-- Start of MATERIAL --

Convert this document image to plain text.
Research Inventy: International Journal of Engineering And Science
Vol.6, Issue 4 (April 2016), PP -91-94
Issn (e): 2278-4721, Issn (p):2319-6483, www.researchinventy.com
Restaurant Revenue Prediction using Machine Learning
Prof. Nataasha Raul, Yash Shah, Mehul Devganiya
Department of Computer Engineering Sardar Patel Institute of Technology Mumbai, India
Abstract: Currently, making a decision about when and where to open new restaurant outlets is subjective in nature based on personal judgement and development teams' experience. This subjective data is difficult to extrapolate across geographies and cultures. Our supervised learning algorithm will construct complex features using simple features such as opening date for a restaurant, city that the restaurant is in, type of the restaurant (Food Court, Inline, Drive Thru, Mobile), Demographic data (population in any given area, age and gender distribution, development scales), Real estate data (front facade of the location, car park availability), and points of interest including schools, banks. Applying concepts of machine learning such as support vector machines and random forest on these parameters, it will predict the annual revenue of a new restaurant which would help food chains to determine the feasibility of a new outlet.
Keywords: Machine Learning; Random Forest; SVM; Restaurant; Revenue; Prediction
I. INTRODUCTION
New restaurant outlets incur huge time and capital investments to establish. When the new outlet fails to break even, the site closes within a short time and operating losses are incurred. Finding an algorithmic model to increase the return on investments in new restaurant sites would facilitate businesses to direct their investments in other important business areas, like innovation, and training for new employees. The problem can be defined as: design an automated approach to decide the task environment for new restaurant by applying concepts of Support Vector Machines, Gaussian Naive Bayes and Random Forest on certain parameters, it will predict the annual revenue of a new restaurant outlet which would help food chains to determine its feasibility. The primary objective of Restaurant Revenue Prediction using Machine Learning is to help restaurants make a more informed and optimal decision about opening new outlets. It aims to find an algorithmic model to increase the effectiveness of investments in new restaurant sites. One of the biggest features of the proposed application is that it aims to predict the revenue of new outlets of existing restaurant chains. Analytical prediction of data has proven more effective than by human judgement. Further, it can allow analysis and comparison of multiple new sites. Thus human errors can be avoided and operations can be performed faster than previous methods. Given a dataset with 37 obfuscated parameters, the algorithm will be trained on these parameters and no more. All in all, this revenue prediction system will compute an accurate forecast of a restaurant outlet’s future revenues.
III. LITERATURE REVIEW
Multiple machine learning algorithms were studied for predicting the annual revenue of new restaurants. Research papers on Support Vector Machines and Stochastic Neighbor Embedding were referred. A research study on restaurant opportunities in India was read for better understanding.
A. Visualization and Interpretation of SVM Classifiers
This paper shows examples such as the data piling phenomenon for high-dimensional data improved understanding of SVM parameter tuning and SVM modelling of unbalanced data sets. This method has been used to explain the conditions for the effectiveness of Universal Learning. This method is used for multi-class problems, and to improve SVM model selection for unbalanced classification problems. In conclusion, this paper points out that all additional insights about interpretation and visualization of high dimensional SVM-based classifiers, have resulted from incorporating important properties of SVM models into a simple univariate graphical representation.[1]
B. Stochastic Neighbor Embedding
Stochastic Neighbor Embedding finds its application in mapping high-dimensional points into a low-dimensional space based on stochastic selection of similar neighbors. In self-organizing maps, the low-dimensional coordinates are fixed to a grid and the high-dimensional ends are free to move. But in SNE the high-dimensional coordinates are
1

-- End of MATERIAL --

- [TASK BRIEF]:
Only the number should be given: how many lines of the data contain the word "Engineering"?

- [RESPONSE TO THE TASK]:
2